(Data records)
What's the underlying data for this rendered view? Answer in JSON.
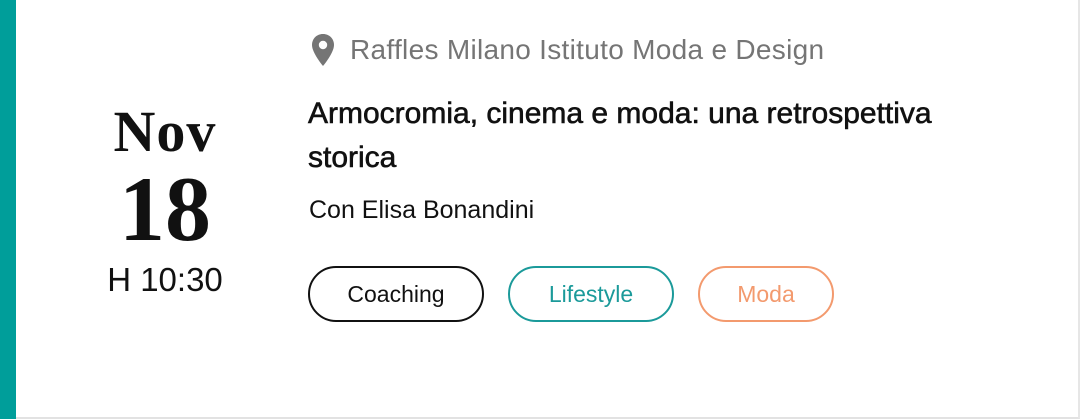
{
  "event": {
    "date": {
      "month": "Nov",
      "day": "18",
      "time": "H 10:30"
    },
    "location": {
      "icon": "map-pin-icon",
      "text": "Raffles Milano Istituto Moda e Design"
    },
    "title": "Armocromia, cinema e moda: una retrospettiva storica",
    "speaker": "Con Elisa Bonandini",
    "tags": [
      {
        "label": "Coaching",
        "color": "#111111"
      },
      {
        "label": "Lifestyle",
        "color": "#1b9a9a"
      },
      {
        "label": "Moda",
        "color": "#f39a6e"
      }
    ]
  },
  "colors": {
    "accent": "#009e9a",
    "location_text": "#757575",
    "text": "#111111"
  }
}
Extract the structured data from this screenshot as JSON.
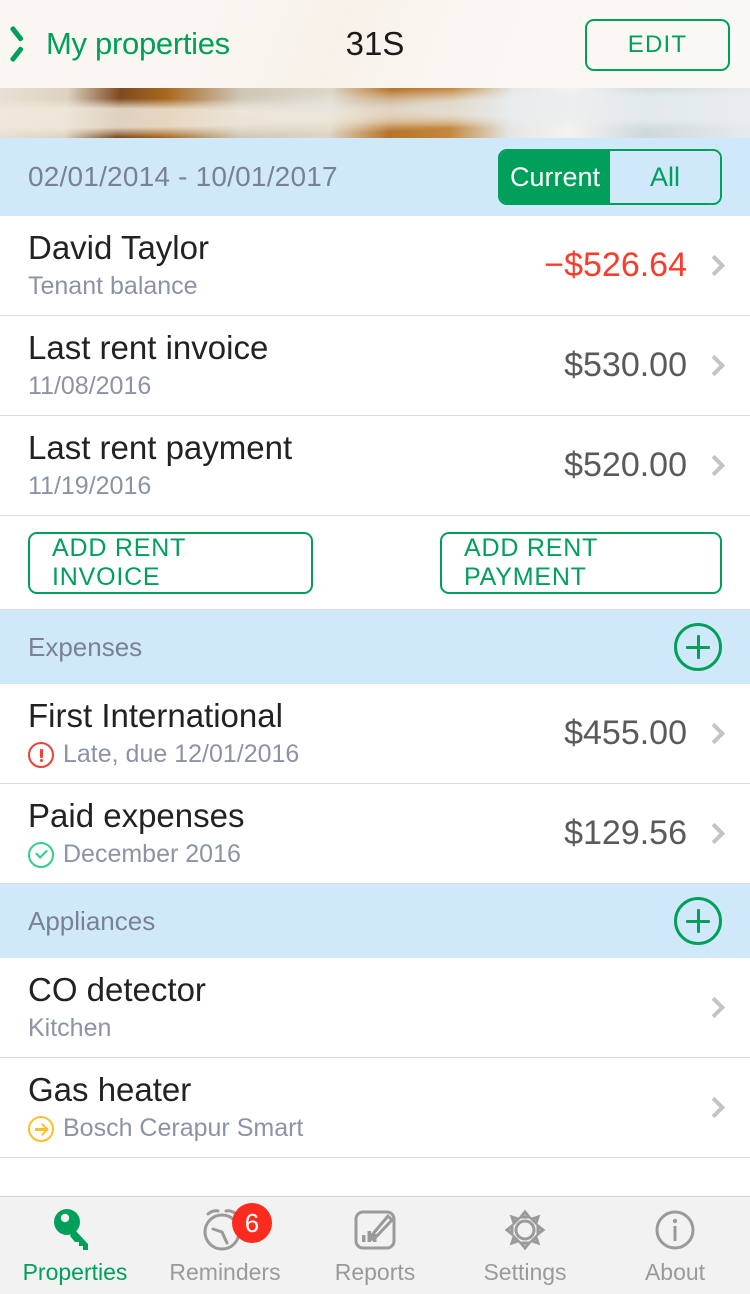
{
  "navbar": {
    "back_label": "My properties",
    "title": "31S",
    "edit_label": "EDIT"
  },
  "period_bar": {
    "range": "02/01/2014 - 10/01/2017",
    "segments": [
      {
        "label": "Current",
        "active": true
      },
      {
        "label": "All",
        "active": false
      }
    ]
  },
  "tenant_section": {
    "rows": [
      {
        "title": "David Taylor",
        "subtitle": "Tenant balance",
        "amount": "−$526.64",
        "negative": true,
        "icon": ""
      },
      {
        "title": "Last rent invoice",
        "subtitle": "11/08/2016",
        "amount": "$530.00",
        "negative": false,
        "icon": ""
      },
      {
        "title": "Last rent payment",
        "subtitle": "11/19/2016",
        "amount": "$520.00",
        "negative": false,
        "icon": ""
      }
    ],
    "actions": {
      "add_invoice_label": "ADD RENT INVOICE",
      "add_payment_label": "ADD RENT PAYMENT"
    }
  },
  "expenses_section": {
    "title": "Expenses",
    "add_icon": "plus-icon",
    "rows": [
      {
        "title": "First International",
        "subtitle": "Late, due 12/01/2016",
        "amount": "$455.00",
        "icon": "alert-icon"
      },
      {
        "title": "Paid expenses",
        "subtitle": "December 2016",
        "amount": "$129.56",
        "icon": "check-icon"
      }
    ]
  },
  "appliances_section": {
    "title": "Appliances",
    "add_icon": "plus-icon",
    "rows": [
      {
        "title": "CO detector",
        "subtitle": "Kitchen",
        "amount": "",
        "icon": ""
      },
      {
        "title": "Gas heater",
        "subtitle": "Bosch Cerapur Smart",
        "amount": "",
        "icon": "arrow-circle-icon"
      }
    ]
  },
  "tabbar": {
    "tabs": [
      {
        "label": "Properties",
        "icon": "key-icon",
        "active": true,
        "badge": ""
      },
      {
        "label": "Reminders",
        "icon": "alarm-clock-icon",
        "active": false,
        "badge": "6"
      },
      {
        "label": "Reports",
        "icon": "report-pencil-icon",
        "active": false,
        "badge": ""
      },
      {
        "label": "Settings",
        "icon": "gear-icon",
        "active": false,
        "badge": ""
      },
      {
        "label": "About",
        "icon": "info-icon",
        "active": false,
        "badge": ""
      }
    ]
  },
  "colors": {
    "brand_green": "#00a05a",
    "section_blue": "#cfe9fb",
    "negative_red": "#fb3b2b",
    "badge_red": "#fb2c1e",
    "muted_text": "#8d93a6"
  }
}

→ DIRECTIONS FOR THIS TASK
Gather, from the listing above, every line carrying the word "Last".

→ OUTPUT BELOW
        "title": "Last rent invoice",
        "title": "Last rent payment",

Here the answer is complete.